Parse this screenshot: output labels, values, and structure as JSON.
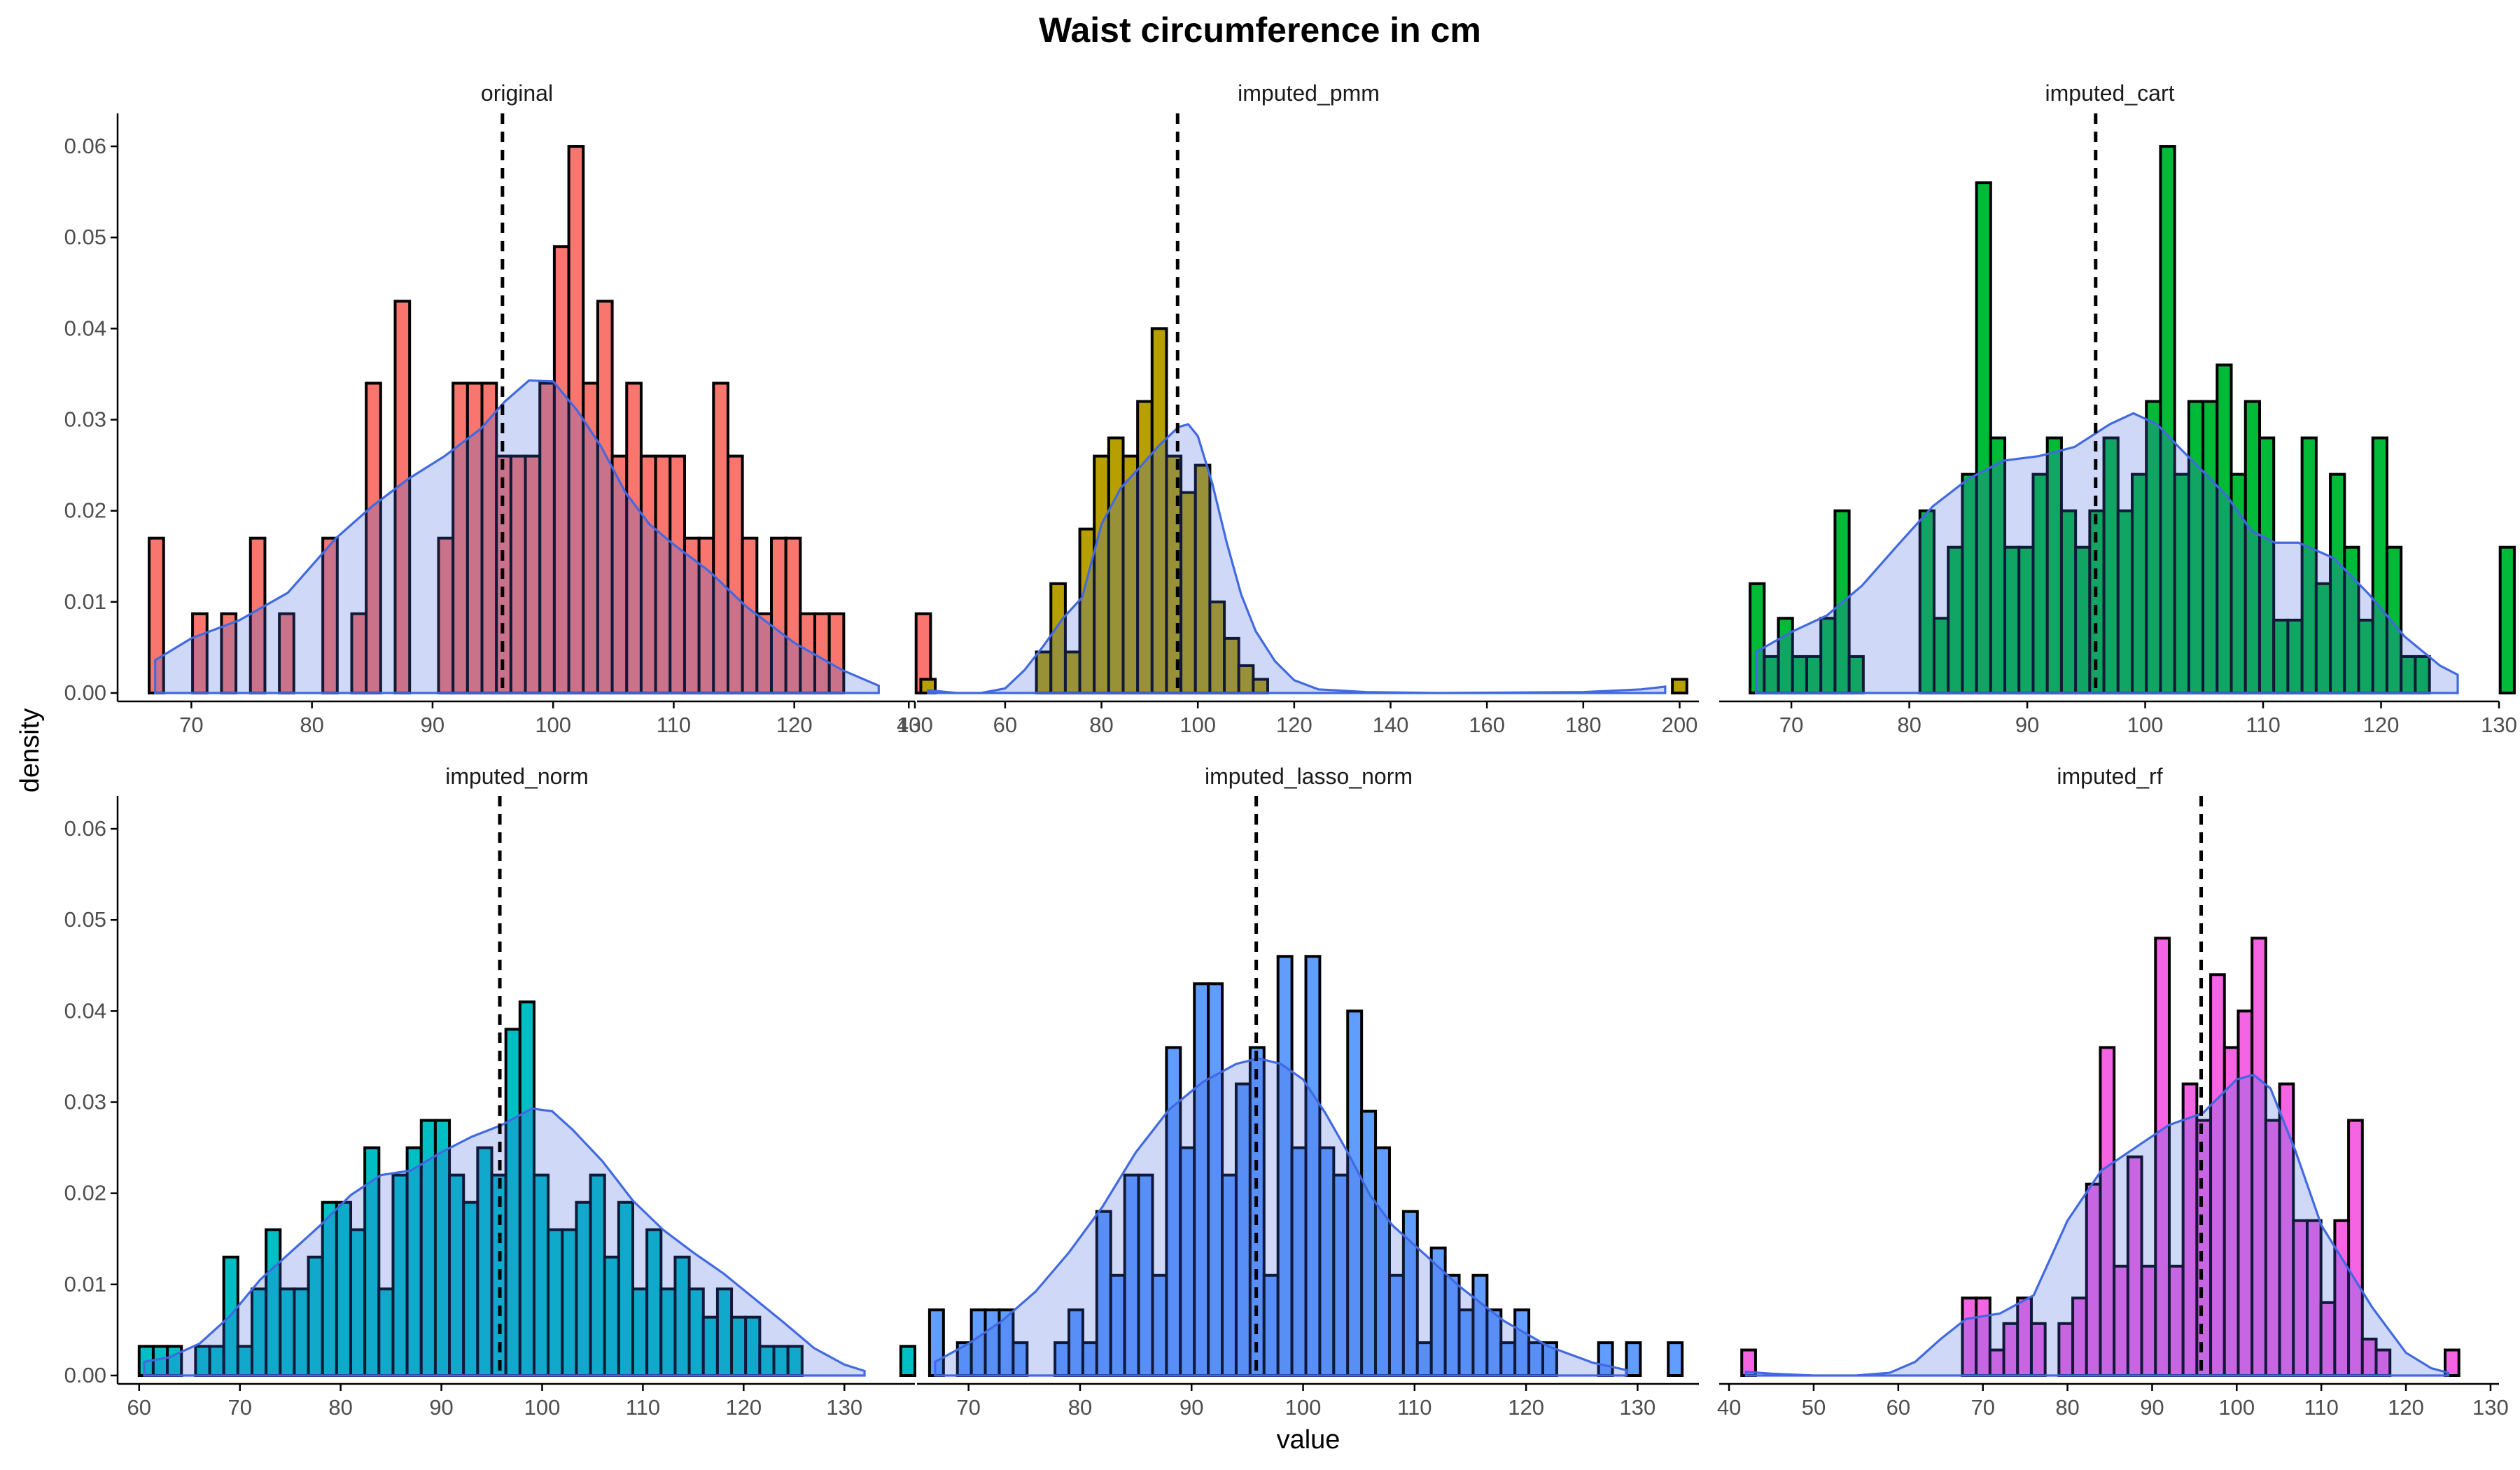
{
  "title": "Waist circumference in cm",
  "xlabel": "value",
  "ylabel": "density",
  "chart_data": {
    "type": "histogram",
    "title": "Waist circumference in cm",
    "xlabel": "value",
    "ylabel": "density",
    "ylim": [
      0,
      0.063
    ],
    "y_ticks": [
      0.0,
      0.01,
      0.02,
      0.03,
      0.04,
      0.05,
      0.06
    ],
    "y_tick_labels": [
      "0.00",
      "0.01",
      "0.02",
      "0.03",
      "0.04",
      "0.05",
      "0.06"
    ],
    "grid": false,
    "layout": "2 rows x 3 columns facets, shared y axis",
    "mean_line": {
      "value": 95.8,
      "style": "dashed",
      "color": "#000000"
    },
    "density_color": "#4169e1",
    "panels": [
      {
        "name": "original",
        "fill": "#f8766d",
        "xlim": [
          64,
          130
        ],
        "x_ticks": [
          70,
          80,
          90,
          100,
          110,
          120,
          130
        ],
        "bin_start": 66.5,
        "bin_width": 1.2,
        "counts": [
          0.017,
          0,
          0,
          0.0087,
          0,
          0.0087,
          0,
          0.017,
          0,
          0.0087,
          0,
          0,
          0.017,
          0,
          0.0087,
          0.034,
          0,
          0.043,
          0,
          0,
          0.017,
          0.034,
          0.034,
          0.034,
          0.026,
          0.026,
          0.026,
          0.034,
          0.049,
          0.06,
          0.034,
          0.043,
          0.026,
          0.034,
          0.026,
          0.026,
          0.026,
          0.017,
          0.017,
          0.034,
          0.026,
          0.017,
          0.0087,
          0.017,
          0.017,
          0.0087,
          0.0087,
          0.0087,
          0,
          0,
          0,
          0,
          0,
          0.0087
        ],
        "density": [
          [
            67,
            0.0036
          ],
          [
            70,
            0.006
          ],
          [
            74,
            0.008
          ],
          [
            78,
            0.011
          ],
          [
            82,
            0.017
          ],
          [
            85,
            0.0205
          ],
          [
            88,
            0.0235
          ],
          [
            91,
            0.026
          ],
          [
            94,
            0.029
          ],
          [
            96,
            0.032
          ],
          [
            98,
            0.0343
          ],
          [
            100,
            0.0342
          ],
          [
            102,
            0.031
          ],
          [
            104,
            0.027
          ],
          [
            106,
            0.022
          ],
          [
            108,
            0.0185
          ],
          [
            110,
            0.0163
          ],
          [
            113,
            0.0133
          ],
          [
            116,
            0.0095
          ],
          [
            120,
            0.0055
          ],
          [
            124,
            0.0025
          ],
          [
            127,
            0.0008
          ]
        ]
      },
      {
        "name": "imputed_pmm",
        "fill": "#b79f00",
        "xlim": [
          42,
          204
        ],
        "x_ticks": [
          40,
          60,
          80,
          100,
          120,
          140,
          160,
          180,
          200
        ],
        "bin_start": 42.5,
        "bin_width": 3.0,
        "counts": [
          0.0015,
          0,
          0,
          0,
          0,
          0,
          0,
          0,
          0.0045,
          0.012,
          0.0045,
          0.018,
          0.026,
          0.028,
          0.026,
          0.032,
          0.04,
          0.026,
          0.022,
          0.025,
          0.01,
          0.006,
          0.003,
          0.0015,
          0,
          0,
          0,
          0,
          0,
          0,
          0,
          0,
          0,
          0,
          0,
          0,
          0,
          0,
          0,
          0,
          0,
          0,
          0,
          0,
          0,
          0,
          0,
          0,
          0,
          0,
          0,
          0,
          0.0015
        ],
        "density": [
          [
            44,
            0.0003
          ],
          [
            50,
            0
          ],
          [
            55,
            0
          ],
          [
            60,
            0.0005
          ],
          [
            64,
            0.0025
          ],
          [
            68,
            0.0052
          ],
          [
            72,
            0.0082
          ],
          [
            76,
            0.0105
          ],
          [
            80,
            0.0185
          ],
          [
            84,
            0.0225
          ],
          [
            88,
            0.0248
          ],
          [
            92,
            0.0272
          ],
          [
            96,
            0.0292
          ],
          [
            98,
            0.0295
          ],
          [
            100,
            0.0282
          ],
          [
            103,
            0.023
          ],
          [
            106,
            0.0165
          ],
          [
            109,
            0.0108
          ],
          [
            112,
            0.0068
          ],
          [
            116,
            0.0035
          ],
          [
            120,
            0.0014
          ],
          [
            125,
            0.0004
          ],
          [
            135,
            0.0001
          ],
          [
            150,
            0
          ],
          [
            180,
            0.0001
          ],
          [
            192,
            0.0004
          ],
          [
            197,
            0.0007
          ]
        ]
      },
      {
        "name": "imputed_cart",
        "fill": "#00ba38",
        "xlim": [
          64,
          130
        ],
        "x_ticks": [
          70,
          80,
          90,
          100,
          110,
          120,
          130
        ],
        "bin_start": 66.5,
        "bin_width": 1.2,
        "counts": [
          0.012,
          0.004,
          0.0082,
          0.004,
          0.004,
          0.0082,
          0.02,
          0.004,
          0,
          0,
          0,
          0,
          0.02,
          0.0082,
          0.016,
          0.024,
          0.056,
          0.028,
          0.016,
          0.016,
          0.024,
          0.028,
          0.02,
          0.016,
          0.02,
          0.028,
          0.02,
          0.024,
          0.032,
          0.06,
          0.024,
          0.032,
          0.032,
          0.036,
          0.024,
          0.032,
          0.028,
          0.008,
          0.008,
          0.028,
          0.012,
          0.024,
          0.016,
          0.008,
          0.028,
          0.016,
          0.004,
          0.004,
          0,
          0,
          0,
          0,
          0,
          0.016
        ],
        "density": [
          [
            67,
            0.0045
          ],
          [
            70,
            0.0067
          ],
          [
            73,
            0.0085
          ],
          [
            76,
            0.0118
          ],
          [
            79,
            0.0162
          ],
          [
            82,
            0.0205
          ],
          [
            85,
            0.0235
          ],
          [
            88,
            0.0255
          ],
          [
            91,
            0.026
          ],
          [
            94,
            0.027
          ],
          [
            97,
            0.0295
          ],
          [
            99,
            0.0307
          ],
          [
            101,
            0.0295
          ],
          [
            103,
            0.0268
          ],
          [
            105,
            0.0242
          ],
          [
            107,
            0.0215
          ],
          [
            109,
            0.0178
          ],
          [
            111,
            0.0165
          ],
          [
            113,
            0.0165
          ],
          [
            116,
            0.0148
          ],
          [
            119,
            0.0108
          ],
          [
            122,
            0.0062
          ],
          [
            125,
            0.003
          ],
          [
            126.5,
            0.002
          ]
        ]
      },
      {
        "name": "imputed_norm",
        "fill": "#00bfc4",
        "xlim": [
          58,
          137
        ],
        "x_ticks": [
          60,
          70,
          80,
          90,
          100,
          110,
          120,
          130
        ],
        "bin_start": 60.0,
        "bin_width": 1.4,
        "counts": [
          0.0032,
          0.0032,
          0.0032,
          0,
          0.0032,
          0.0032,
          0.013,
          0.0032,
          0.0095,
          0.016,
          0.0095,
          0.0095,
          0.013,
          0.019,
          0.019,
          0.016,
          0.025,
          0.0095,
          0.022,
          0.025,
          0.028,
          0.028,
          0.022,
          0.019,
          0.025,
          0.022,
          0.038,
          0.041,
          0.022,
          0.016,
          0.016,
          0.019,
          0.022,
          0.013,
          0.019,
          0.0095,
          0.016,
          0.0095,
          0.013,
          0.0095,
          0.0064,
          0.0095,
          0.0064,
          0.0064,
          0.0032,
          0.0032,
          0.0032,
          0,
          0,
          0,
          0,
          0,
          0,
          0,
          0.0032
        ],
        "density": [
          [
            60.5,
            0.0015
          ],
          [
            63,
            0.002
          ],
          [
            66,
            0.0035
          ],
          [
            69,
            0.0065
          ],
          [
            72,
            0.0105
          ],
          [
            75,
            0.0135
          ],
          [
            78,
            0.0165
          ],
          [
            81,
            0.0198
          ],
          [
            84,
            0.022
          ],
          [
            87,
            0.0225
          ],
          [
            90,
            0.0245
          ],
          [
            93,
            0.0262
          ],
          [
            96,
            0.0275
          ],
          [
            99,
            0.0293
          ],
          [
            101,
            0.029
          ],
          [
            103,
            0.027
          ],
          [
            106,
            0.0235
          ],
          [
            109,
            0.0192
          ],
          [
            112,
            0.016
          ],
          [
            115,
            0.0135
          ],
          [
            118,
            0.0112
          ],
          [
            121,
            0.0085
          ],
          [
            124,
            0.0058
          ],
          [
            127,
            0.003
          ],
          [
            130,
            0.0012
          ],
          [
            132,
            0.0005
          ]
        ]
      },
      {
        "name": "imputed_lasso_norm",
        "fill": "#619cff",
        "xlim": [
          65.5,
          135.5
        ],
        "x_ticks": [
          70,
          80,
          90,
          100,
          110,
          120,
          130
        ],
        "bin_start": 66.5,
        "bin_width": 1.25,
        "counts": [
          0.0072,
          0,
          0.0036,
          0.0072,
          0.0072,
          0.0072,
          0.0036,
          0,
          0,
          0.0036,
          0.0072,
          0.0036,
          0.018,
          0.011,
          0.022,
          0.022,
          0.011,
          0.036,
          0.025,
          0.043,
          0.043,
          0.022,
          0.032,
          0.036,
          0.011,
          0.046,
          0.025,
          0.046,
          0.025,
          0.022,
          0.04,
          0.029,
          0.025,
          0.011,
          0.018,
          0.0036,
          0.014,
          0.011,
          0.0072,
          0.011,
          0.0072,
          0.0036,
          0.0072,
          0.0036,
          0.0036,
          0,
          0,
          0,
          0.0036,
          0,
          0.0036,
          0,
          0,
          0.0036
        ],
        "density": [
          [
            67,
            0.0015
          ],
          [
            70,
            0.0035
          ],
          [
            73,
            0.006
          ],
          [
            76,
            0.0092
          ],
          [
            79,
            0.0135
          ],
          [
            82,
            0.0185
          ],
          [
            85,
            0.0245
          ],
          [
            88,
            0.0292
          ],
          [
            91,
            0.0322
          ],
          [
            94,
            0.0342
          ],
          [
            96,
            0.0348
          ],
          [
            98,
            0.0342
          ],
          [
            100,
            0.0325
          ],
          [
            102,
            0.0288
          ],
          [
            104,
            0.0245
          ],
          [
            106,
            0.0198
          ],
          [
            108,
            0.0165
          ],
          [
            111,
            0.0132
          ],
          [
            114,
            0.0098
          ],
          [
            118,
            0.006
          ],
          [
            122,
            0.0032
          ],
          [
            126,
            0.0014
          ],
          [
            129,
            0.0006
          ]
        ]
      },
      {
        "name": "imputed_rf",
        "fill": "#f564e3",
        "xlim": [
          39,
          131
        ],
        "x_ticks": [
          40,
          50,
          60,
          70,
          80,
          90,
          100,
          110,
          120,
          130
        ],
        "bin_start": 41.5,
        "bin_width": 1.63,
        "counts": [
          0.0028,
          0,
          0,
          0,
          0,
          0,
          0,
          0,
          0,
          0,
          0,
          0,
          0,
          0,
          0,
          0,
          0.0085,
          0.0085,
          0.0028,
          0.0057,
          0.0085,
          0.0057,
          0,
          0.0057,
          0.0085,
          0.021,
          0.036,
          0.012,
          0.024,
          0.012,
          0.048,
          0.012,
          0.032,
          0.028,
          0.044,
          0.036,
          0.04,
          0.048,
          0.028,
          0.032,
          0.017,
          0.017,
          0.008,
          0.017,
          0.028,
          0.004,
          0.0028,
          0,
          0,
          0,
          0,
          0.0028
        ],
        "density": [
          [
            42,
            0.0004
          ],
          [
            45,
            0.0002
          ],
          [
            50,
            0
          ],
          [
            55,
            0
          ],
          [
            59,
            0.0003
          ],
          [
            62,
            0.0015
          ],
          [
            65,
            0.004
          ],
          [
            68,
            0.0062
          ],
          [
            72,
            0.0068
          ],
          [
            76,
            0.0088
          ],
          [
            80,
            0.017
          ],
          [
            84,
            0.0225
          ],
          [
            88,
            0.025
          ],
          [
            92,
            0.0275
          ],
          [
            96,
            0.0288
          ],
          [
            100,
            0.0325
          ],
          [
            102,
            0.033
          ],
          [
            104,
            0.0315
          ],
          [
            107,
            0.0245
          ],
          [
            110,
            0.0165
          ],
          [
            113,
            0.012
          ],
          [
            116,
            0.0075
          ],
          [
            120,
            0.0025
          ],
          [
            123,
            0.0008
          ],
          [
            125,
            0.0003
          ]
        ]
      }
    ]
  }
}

Task: Copy each line that contains the word "fill".

Exercise answer:
        "fill": "#f8766d",
        "fill": "#b79f00",
        "fill": "#00ba38",
        "fill": "#00bfc4",
        "fill": "#619cff",
        "fill": "#f564e3",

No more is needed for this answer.